What you have to do = Find the lines with "icon" in them and copy them out.

Input =

----

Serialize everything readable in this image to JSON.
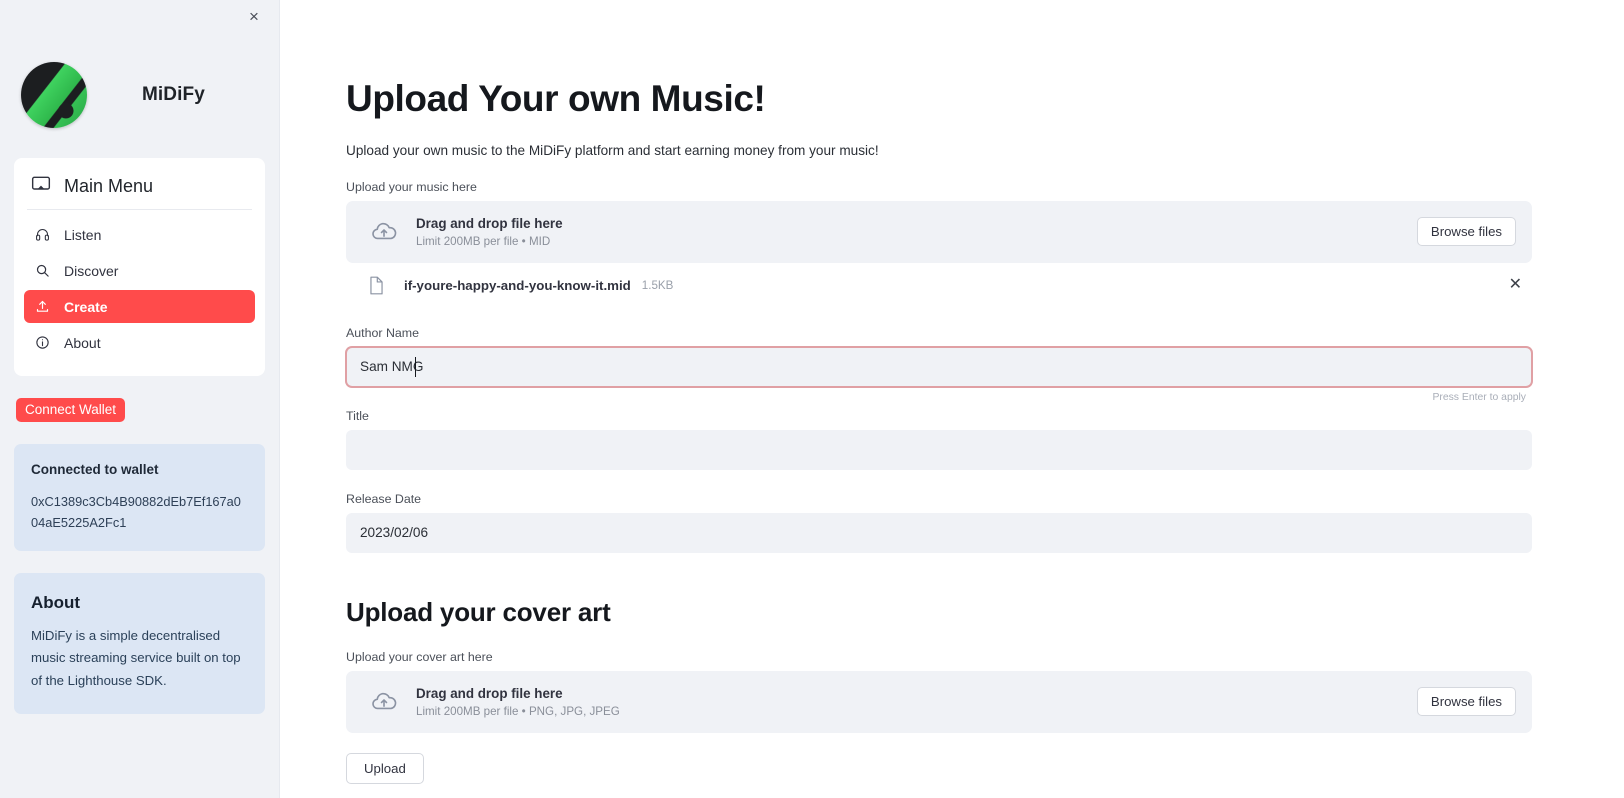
{
  "sidebar": {
    "close_label": "×",
    "brand_name": "MiDiFy",
    "menu_title": "Main Menu",
    "menu_items": [
      {
        "label": "Listen",
        "icon": "headphones-icon",
        "active": false
      },
      {
        "label": "Discover",
        "icon": "search-icon",
        "active": false
      },
      {
        "label": "Create",
        "icon": "upload-icon",
        "active": true
      },
      {
        "label": "About",
        "icon": "info-icon",
        "active": false
      }
    ],
    "connect_wallet_label": "Connect Wallet",
    "wallet": {
      "title": "Connected to wallet",
      "address": "0xC1389c3Cb4B90882dEb7Ef167a004aE5225A2Fc1"
    },
    "about": {
      "title": "About",
      "body": "MiDiFy is a simple decentralised music streaming service built on top of the Lighthouse SDK."
    }
  },
  "main": {
    "heading": "Upload Your own Music!",
    "subheading": "Upload your own music to the MiDiFy platform and start earning money from your music!",
    "music_upload": {
      "label": "Upload your music here",
      "drop_title": "Drag and drop file here",
      "drop_hint": "Limit 200MB per file • MID",
      "browse_label": "Browse files",
      "file_name": "if-youre-happy-and-you-know-it.mid",
      "file_size": "1.5KB",
      "file_remove_label": "✕"
    },
    "author": {
      "label": "Author Name",
      "value": "Sam NMG",
      "placeholder": "",
      "enter_hint": "Press Enter to apply"
    },
    "title_field": {
      "label": "Title",
      "value": "",
      "placeholder": ""
    },
    "release_date": {
      "label": "Release Date",
      "value": "2023/02/06"
    },
    "cover_art": {
      "heading": "Upload your cover art",
      "label": "Upload your cover art here",
      "drop_title": "Drag and drop file here",
      "drop_hint": "Limit 200MB per file • PNG, JPG, JPEG",
      "browse_label": "Browse files"
    },
    "upload_button_label": "Upload"
  },
  "colors": {
    "accent": "#ff4b4b",
    "sidebar_bg": "#f0f2f6",
    "info_card_bg": "#dce6f4",
    "input_bg": "#f0f2f6",
    "focus_border": "#e0a0a4"
  }
}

----

Complete output =
        "icon": "headphones-icon",
        "icon": "search-icon",
        "icon": "upload-icon",
        "icon": "info-icon",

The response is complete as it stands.